* **SHORT PROBLEM**
Drop all images and give the records again exactly.

* **DATA RECORDS**
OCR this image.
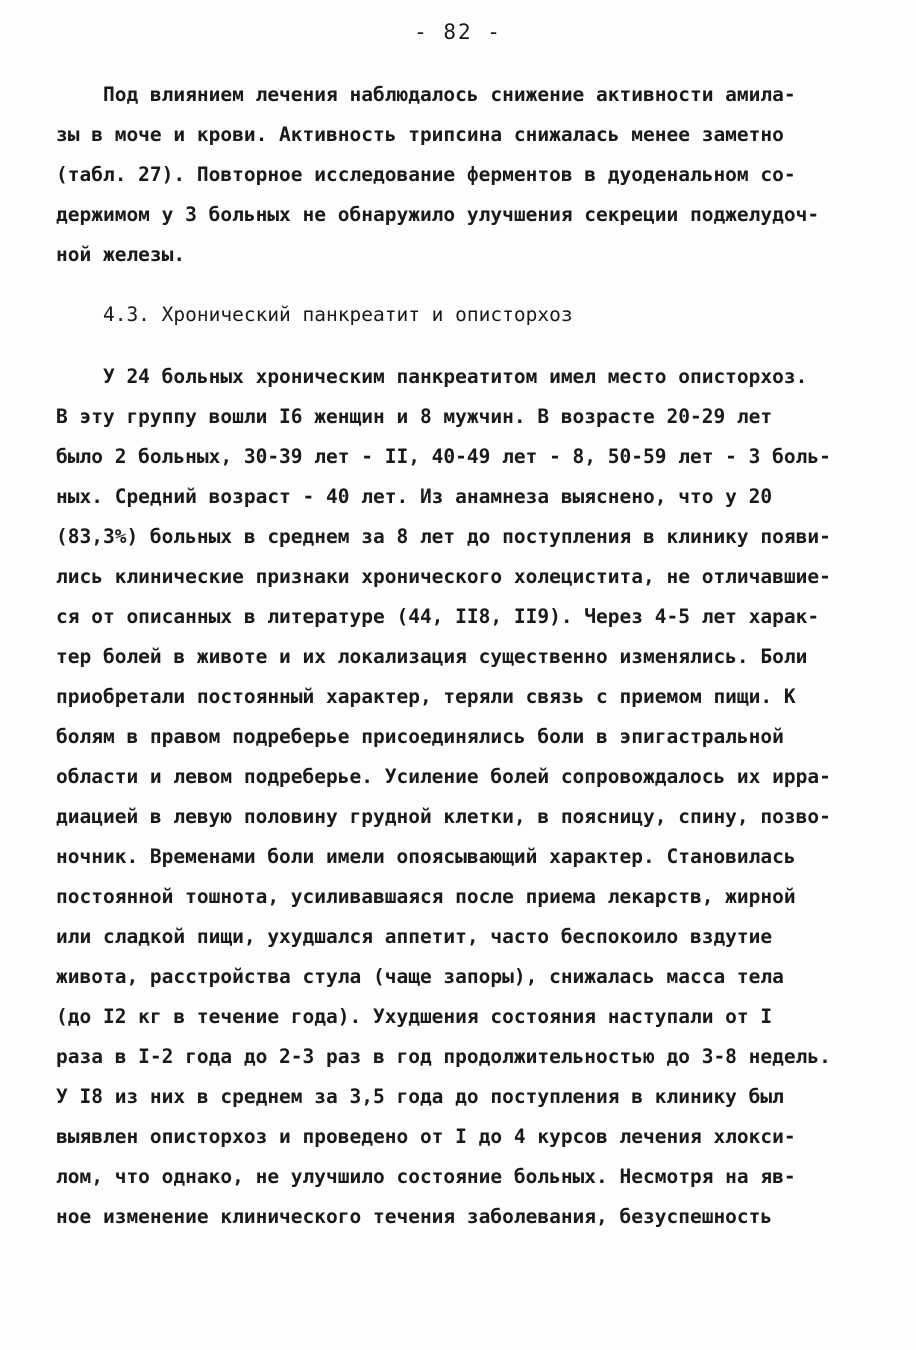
- 82 -
Под влиянием лечения наблюдалось снижение активности амила-
зы в моче и крови. Активность трипсина снижалась менее заметно
(табл. 27). Повторное исследование ферментов в дуоденальном со-
держимом у 3 больных не обнаружило улучшения секреции поджелудоч-
ной железы.
4.3. Хронический панкреатит и описторхоз
У 24 больных хроническим панкреатитом имел место описторхоз.
В эту группу вошли I6 женщин и 8 мужчин. В возрасте 20-29 лет
было 2 больных, 30-39 лет - II, 40-49 лет - 8, 50-59 лет - 3 боль-
ных. Средний возраст - 40 лет. Из анамнеза выяснено, что у 20
(83,3%) больных в среднем за 8 лет до поступления в клинику появи-
лись клинические признаки хронического холецистита, не отличавшие-
ся от описанных в литературе (44, II8, II9). Через 4-5 лет харак-
тер болей в животе и их локализация существенно изменялись. Боли
приобретали постоянный характер, теряли связь с приемом пищи. К
болям в правом подреберье присоединялись боли в эпигастральной
области и левом подреберье. Усиление болей сопровождалось их ирра-
диацией в левую половину грудной клетки, в поясницу, спину, позво-
ночник. Временами боли имели опоясывающий характер. Становилась
постоянной тошнота, усиливавшаяся после приема лекарств, жирной
или сладкой пищи, ухудшался аппетит, часто беспокоило вздутие
живота, расстройства стула (чаще запоры), снижалась масса тела
(до I2 кг в течение года). Ухудшения состояния наступали от I
раза в I-2 года до 2-3 раз в год продолжительностью до 3-8 недель.
У I8 из них в среднем за 3,5 года до поступления в клинику был
выявлен описторхоз и проведено от I до 4 курсов лечения хлокси-
лом, что однако, не улучшило состояние больных. Несмотря на яв-
ное изменение клинического течения заболевания, безуспешность
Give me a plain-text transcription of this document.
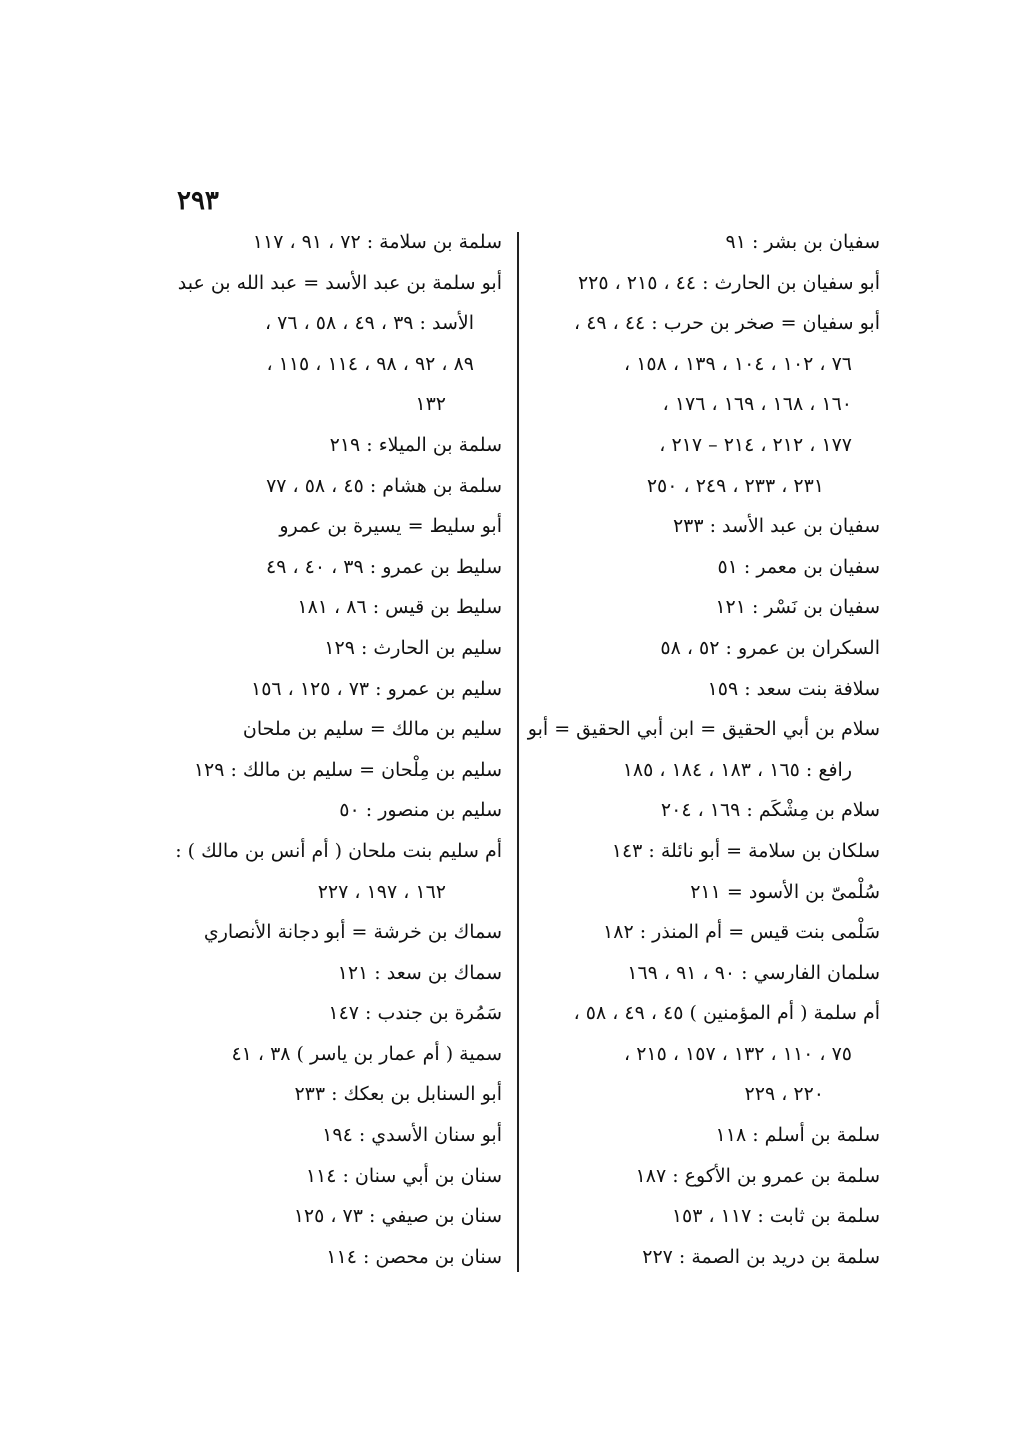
٢٩٣
سفيان بن بشر : ٩١
أبو سفيان بن الحارث : ٤٤ ، ٢١٥ ، ٢٢٥
أبو سفيان = صخر بن حرب : ٤٤ ، ٤٩ ،
٧٦ ، ١٠٢ ، ١٠٤ ، ١٣٩ ، ١٥٨ ،
١٦٠ ، ١٦٨ ، ١٦٩ ، ١٧٦ ،
١٧٧ ، ٢١٢ ، ٢١٤ – ٢١٧ ،
٢٣١ ، ٢٣٣ ، ٢٤٩ ، ٢٥٠
سفيان بن عبد الأسد : ٢٣٣
سفيان بن معمر : ٥١
سفيان بن نَسْر : ١٢١
السكران بن عمرو : ٥٢ ، ٥٨
سلافة بنت سعد : ١٥٩
سلام بن أبي الحقيق = ابن أبي الحقيق = أبو
رافع : ١٦٥ ، ١٨٣ ، ١٨٤ ، ١٨٥
سلام بن مِشْكَم : ١٦٩ ، ٢٠٤
سلكان بن سلامة = أبو نائلة : ١٤٣
سُلْمىّ بن الأسود = ٢١١
سَلْمى بنت قيس = أم المنذر : ١٨٢
سلمان الفارسي : ٩٠ ، ٩١ ، ١٦٩
أم سلمة ( أم المؤمنين ) ٤٥ ، ٤٩ ، ٥٨ ،
٧٥ ، ١١٠ ، ١٣٢ ، ١٥٧ ، ٢١٥ ،
٢٢٠ ، ٢٢٩
سلمة بن أسلم : ١١٨
سلمة بن عمرو بن الأكوع : ١٨٧
سلمة بن ثابت : ١١٧ ، ١٥٣
سلمة بن دريد بن الصمة : ٢٢٧
سلمة بن سلامة : ٧٢ ، ٩١ ، ١١٧
أبو سلمة بن عبد الأسد = عبد الله بن عبد
الأسد : ٣٩ ، ٤٩ ، ٥٨ ، ٧٦ ،
٨٩ ، ٩٢ ، ٩٨ ، ١١٤ ، ١١٥ ،
١٣٢
سلمة بن الميلاء : ٢١٩
سلمة بن هشام : ٤٥ ، ٥٨ ، ٧٧
أبو سليط = يسيرة بن عمرو
سليط بن عمرو : ٣٩ ، ٤٠ ، ٤٩
سليط بن قيس : ٨٦ ، ١٨١
سليم بن الحارث : ١٢٩
سليم بن عمرو : ٧٣ ، ١٢٥ ، ١٥٦
سليم بن مالك = سليم بن ملحان
سليم بن مِلْحان = سليم بن مالك : ١٢٩
سليم بن منصور : ٥٠
أم سليم بنت ملحان ( أم أنس بن مالك ) :
١٦٢ ، ١٩٧ ، ٢٢٧
سماك بن خرشة = أبو دجانة الأنصاري
سماك بن سعد : ١٢١
سَمُرة بن جندب : ١٤٧
سمية ( أم عمار بن ياسر ) ٣٨ ، ٤١
أبو السنابل بن بعكك : ٢٣٣
أبو سنان الأسدي : ١٩٤
سنان بن أبي سنان : ١١٤
سنان بن صيفي : ٧٣ ، ١٢٥
سنان بن محصن : ١١٤
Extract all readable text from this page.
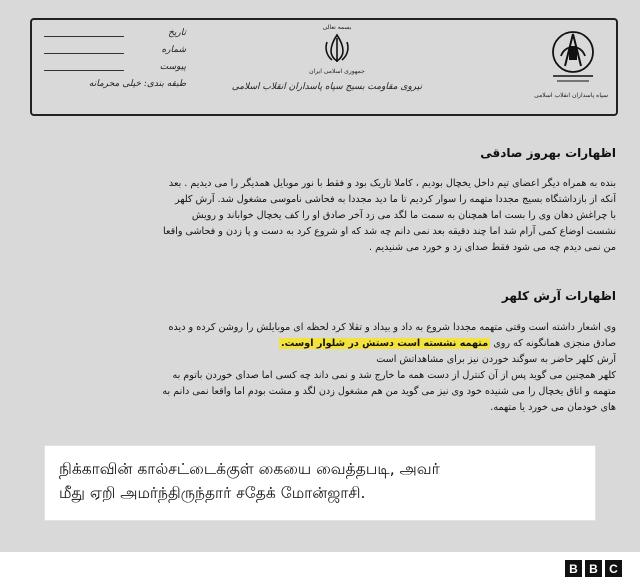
تاریخ
شماره
پیوست
طبقه بندی: خیلی محرمانه
بسمه تعالی
جمهوری اسلامی ایران
نیروی مقاومت بسیج سپاه پاسداران انقلاب اسلامی
سپاه پاسداران انقلاب اسلامی
اظهارات بهروز صادقی
بنده به همراه دیگر اعضای تیم داخل یخچال بودیم ، کاملا تاریک بود و فقط با نور موبایل همدیگر را می دیدیم . بعد
آنکه از بازداشتگاه بسیج مجددا متهمه را سوار کردیم تا ما دید مجددا به فحاشی ناموسی مشغول شد. آرش کلهر
با چراغش دهان وی را بست اما همچنان به سمت ما لگد می زد آخر صادق او را کف یخچال خواباند و رویش
نشست اوضاع کمی آرام شد اما چند دقیقه بعد نمی دانم چه شد که او شروع کرد به دست و پا زدن و فحاشی واقعا
من نمی دیدم چه می شود فقط صدای زد و خورد می شنیدیم .
اظهارات آرش کلهر
وی اشعار داشته است وقتی متهمه مجددا شروع به داد و بیداد و تقلا کرد لحظه ای موبایلش را روشن کرده و دیده
صادق منجزی همانگونه که روی متهمه نشسته است دستش در شلوار اوست.
آرش کلهر حاضر به سوگند خوردن نیز برای مشاهداتش است
کلهر همچنین می گوید پس از آن کنترل از دست همه ما خارج شد و نمی داند چه کسی اما صدای خوردن باتوم به
متهمه و اتاق یخچال را می شنیده خود وی نیز می گوید من هم مشغول زدن لگد و مشت بودم اما واقعا نمی دانم به
های خودمان می خورد یا متهمه.
நிக்காவின் கால்சட்டைக்குள் கையை வைத்தபடி, அவர்
மீது ஏறி அமர்ந்திருந்தார் சதேக் மோன்ஜாசி.
B B C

* **THE COMPLETED TASK**
OCR this image.
- 82 -
Под влиянием лечения наблюдалось снижение активности амила-
зы в моче и крови. Активность трипсина снижалась менее заметно
(табл. 27). Повторное исследование ферментов в дуоденальном со-
держимом у 3 больных не обнаружило улучшения секреции поджелудоч-
ной железы.
4.3. Хронический панкреатит и описторхоз
У 24 больных хроническим панкреатитом имел место описторхоз.
В эту группу вошли I6 женщин и 8 мужчин. В возрасте 20-29 лет
было 2 больных, 30-39 лет - II, 40-49 лет - 8, 50-59 лет - 3 боль-
ных. Средний возраст - 40 лет. Из анамнеза выяснено, что у 20
(83,3%) больных в среднем за 8 лет до поступления в клинику появи-
лись клинические признаки хронического холецистита, не отличавшие-
ся от описанных в литературе (44, II8, II9). Через 4-5 лет харак-
тер болей в животе и их локализация существенно изменялись. Боли
приобретали постоянный характер, теряли связь с приемом пищи. К
болям в правом подреберье присоединялись боли в эпигастральной
области и левом подреберье. Усиление болей сопровождалось их ирра-
диацией в левую половину грудной клетки, в поясницу, спину, позво-
ночник. Временами боли имели опоясывающий характер. Становилась
постоянной тошнота, усиливавшаяся после приема лекарств, жирной
или сладкой пищи, ухудшался аппетит, часто беспокоило вздутие
живота, расстройства стула (чаще запоры), снижалась масса тела
(до I2 кг в течение года). Ухудшения состояния наступали от I
раза в I-2 года до 2-3 раз в год продолжительностью до 3-8 недель.
У I8 из них в среднем за 3,5 года до поступления в клинику был
выявлен описторхоз и проведено от I до 4 курсов лечения хлокси-
лом, что однако, не улучшило состояние больных. Несмотря на яв-
ное изменение клинического течения заболевания, безуспешность
Give me a plain-text transcription of this document.
٢٩٣
سفيان بن بشر : ٩١
أبو سفيان بن الحارث : ٤٤ ، ٢١٥ ، ٢٢٥
أبو سفيان = صخر بن حرب : ٤٤ ، ٤٩ ،
٧٦ ، ١٠٢ ، ١٠٤ ، ١٣٩ ، ١٥٨ ،
١٦٠ ، ١٦٨ ، ١٦٩ ، ١٧٦ ،
١٧٧ ، ٢١٢ ، ٢١٤ – ٢١٧ ،
٢٣١ ، ٢٣٣ ، ٢٤٩ ، ٢٥٠
سفيان بن عبد الأسد : ٢٣٣
سفيان بن معمر : ٥١
سفيان بن نَسْر : ١٢١
السكران بن عمرو : ٥٢ ، ٥٨
سلافة بنت سعد : ١٥٩
سلام بن أبي الحقيق = ابن أبي الحقيق = أبو
رافع : ١٦٥ ، ١٨٣ ، ١٨٤ ، ١٨٥
سلام بن مِشْكَم : ١٦٩ ، ٢٠٤
سلكان بن سلامة = أبو نائلة : ١٤٣
سُلْمىّ بن الأسود = ٢١١
سَلْمى بنت قيس = أم المنذر : ١٨٢
سلمان الفارسي : ٩٠ ، ٩١ ، ١٦٩
أم سلمة ( أم المؤمنين ) ٤٥ ، ٤٩ ، ٥٨ ،
٧٥ ، ١١٠ ، ١٣٢ ، ١٥٧ ، ٢١٥ ،
٢٢٠ ، ٢٢٩
سلمة بن أسلم : ١١٨
سلمة بن عمرو بن الأكوع : ١٨٧
سلمة بن ثابت : ١١٧ ، ١٥٣
سلمة بن دريد بن الصمة : ٢٢٧
سلمة بن سلامة : ٧٢ ، ٩١ ، ١١٧
أبو سلمة بن عبد الأسد = عبد الله بن عبد
الأسد : ٣٩ ، ٤٩ ، ٥٨ ، ٧٦ ،
٨٩ ، ٩٢ ، ٩٨ ، ١١٤ ، ١١٥ ،
١٣٢
سلمة بن الميلاء : ٢١٩
سلمة بن هشام : ٤٥ ، ٥٨ ، ٧٧
أبو سليط = يسيرة بن عمرو
سليط بن عمرو : ٣٩ ، ٤٠ ، ٤٩
سليط بن قيس : ٨٦ ، ١٨١
سليم بن الحارث : ١٢٩
سليم بن عمرو : ٧٣ ، ١٢٥ ، ١٥٦
سليم بن مالك = سليم بن ملحان
سليم بن مِلْحان = سليم بن مالك : ١٢٩
سليم بن منصور : ٥٠
أم سليم بنت ملحان ( أم أنس بن مالك ) :
١٦٢ ، ١٩٧ ، ٢٢٧
سماك بن خرشة = أبو دجانة الأنصاري
سماك بن سعد : ١٢١
سَمُرة بن جندب : ١٤٧
سمية ( أم عمار بن ياسر ) ٣٨ ، ٤١
أبو السنابل بن بعكك : ٢٣٣
أبو سنان الأسدي : ١٩٤
سنان بن أبي سنان : ١١٤
سنان بن صيفي : ٧٣ ، ١٢٥
سنان بن محصن : ١١٤
Extract all readable text from this page.
تاریخ
شماره
پیوست
طبقه بندی: خیلی محرمانه
بسمه تعالی
جمهوری اسلامی ایران
نیروی مقاومت بسیج سپاه پاسداران انقلاب اسلامی
سپاه پاسداران انقلاب اسلامی
اظهارات بهروز صادقی
بنده به همراه دیگر اعضای تیم داخل یخچال بودیم ، کاملا تاریک بود و فقط با نور موبایل همدیگر را می دیدیم . بعد
آنکه از بازداشتگاه بسیج مجددا متهمه را سوار کردیم تا ما دید مجددا به فحاشی ناموسی مشغول شد. آرش کلهر
با چراغش دهان وی را بست اما همچنان به سمت ما لگد می زد آخر صادق او را کف یخچال خواباند و رویش
نشست اوضاع کمی آرام شد اما چند دقیقه بعد نمی دانم چه شد که او شروع کرد به دست و پا زدن و فحاشی واقعا
من نمی دیدم چه می شود فقط صدای زد و خورد می شنیدیم .
اظهارات آرش کلهر
وی اشعار داشته است وقتی متهمه مجددا شروع به داد و بیداد و تقلا کرد لحظه ای موبایلش را روشن کرده و دیده
صادق منجزی همانگونه که روی متهمه نشسته است دستش در شلوار اوست.
آرش کلهر حاضر به سوگند خوردن نیز برای مشاهداتش است
کلهر همچنین می گوید پس از آن کنترل از دست همه ما خارج شد و نمی داند چه کسی اما صدای خوردن باتوم به
متهمه و اتاق یخچال را می شنیده خود وی نیز می گوید من هم مشغول زدن لگد و مشت بودم اما واقعا نمی دانم به
های خودمان می خورد یا متهمه.
நிக்காவின் கால்சட்டைக்குள் கையை வைத்தபடி, அவர்
மீது ஏறி அமர்ந்திருந்தார் சதேக் மோன்ஜாசி.
B B C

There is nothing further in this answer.